• _What is expected_
For the material that follows, list every line containing the word "along".

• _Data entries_

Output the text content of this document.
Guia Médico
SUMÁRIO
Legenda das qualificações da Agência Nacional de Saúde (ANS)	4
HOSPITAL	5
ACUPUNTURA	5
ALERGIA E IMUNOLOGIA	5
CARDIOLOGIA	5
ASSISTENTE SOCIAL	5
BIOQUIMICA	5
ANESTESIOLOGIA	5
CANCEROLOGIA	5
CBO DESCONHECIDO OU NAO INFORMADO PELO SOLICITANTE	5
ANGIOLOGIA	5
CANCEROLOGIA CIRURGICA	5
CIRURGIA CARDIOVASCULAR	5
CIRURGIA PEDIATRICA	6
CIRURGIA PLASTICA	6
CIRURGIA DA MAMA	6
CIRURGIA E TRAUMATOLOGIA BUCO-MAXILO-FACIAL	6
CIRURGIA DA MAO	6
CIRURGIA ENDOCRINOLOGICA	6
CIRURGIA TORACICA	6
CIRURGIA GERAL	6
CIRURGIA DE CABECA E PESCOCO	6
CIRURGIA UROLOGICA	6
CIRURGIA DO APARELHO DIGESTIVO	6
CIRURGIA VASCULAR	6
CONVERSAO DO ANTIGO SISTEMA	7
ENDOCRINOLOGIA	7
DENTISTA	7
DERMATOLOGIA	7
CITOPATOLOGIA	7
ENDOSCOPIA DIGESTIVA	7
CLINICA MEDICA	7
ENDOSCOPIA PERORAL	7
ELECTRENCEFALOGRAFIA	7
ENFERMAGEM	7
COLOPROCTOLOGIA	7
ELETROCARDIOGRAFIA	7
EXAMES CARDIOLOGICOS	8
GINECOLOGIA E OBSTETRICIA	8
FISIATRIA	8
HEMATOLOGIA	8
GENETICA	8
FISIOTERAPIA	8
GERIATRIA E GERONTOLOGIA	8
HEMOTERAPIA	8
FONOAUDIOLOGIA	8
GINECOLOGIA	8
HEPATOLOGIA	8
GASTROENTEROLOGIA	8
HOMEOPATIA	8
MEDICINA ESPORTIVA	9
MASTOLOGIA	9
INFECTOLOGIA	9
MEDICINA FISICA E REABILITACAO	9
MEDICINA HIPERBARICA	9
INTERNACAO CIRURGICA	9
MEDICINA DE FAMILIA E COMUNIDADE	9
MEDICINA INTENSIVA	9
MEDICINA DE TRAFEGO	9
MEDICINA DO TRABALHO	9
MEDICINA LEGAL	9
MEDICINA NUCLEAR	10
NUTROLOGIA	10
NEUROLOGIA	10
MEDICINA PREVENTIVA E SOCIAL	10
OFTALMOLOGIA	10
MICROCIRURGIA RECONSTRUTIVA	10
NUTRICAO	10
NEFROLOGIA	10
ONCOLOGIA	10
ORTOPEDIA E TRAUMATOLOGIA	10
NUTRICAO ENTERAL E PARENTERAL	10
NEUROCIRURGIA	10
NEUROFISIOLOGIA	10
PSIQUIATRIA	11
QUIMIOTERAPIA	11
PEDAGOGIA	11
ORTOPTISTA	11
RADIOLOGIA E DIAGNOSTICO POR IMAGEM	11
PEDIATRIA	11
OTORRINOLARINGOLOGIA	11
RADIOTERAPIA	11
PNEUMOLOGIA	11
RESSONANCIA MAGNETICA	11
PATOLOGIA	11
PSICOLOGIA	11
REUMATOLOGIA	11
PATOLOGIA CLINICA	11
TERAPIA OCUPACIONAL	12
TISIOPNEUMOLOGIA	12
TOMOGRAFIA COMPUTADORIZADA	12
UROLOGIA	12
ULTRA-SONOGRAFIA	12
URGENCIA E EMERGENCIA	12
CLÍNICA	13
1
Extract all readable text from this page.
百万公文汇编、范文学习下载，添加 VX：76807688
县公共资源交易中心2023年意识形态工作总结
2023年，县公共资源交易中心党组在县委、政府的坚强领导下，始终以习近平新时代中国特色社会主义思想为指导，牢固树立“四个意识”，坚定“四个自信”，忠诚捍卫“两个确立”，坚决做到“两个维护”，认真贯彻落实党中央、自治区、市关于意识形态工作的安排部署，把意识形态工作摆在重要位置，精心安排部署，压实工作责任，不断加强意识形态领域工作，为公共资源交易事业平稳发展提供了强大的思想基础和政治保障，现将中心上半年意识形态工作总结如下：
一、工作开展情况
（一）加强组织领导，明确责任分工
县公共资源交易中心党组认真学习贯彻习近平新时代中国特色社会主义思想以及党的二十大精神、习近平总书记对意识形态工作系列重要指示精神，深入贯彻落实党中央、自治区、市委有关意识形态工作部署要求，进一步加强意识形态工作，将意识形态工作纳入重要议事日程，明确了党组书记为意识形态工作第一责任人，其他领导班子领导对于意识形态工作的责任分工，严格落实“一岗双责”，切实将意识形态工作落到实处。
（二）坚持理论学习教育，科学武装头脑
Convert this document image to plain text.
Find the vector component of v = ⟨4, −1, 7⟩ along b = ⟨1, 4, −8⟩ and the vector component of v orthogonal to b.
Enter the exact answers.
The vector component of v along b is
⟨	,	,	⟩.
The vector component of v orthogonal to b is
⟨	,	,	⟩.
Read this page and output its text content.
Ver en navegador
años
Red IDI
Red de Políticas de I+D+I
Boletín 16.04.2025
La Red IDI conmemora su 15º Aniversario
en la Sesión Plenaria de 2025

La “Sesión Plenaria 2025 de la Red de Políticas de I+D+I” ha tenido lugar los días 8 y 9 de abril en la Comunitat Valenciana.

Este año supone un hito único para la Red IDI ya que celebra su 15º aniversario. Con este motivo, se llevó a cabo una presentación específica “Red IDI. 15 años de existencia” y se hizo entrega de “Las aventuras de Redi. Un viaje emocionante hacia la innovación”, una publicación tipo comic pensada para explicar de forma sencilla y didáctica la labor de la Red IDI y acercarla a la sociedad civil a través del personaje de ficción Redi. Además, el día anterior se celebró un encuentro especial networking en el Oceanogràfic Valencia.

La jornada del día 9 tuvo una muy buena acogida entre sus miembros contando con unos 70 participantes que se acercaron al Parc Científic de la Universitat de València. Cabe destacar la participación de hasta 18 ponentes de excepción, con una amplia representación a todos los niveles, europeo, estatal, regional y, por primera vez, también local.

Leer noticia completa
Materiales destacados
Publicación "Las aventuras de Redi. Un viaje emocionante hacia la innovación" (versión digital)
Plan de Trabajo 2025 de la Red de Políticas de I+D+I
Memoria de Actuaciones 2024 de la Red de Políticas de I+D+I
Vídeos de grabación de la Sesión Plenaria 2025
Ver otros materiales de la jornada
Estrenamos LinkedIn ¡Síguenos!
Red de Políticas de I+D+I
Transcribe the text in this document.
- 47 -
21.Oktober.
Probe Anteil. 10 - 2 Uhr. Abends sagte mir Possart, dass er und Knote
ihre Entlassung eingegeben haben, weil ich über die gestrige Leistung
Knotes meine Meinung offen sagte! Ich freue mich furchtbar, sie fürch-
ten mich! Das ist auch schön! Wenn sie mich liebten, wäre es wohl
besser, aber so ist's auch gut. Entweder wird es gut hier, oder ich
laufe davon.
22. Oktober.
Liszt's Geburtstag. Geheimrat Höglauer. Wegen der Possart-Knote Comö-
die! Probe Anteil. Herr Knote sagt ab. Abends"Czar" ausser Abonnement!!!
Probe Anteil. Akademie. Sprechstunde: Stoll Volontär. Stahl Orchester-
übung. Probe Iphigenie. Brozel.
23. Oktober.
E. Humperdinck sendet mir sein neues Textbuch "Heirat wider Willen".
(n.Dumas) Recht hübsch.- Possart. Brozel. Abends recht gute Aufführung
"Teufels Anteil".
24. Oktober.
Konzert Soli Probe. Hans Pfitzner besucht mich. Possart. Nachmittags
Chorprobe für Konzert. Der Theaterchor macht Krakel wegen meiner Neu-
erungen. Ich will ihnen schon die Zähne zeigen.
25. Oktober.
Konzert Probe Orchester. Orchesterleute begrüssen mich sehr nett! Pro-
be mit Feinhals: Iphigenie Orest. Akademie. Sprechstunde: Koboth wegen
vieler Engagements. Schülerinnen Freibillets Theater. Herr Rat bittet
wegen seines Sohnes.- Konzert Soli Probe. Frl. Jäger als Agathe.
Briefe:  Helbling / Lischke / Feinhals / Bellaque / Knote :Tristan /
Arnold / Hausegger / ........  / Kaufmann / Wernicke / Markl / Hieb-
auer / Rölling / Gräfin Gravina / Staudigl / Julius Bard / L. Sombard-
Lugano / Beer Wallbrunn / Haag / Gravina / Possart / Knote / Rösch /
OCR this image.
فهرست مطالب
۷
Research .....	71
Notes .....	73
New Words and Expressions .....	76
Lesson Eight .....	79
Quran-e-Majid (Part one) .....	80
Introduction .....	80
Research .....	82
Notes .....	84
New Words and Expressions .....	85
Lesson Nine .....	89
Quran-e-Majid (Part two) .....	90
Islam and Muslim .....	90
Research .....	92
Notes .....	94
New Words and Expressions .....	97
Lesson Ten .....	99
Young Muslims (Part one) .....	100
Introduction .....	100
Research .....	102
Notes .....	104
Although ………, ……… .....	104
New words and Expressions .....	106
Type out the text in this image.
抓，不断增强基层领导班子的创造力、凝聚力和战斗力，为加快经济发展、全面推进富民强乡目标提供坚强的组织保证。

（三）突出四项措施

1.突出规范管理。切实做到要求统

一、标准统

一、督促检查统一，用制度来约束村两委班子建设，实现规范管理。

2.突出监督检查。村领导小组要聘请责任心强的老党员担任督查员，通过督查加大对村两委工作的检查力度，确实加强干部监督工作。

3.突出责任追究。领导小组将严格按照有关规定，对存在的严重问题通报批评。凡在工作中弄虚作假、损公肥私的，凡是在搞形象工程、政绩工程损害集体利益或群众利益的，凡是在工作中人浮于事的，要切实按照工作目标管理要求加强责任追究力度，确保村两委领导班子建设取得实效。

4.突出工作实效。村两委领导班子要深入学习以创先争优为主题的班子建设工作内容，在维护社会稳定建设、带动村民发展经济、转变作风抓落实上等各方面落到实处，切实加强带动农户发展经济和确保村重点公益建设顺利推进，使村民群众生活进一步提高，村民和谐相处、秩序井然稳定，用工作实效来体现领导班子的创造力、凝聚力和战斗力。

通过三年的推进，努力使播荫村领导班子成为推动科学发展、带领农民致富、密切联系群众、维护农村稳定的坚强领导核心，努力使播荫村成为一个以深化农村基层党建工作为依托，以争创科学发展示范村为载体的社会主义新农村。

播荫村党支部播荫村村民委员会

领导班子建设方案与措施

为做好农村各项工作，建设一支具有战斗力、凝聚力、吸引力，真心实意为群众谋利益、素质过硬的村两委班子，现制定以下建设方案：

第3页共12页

• _Answer to the problem_
Find the vector component of v = ⟨4, −1, 7⟩ along b = ⟨1, 4, −8⟩ and the vector component of v orthogonal to b.
The vector component of v along b is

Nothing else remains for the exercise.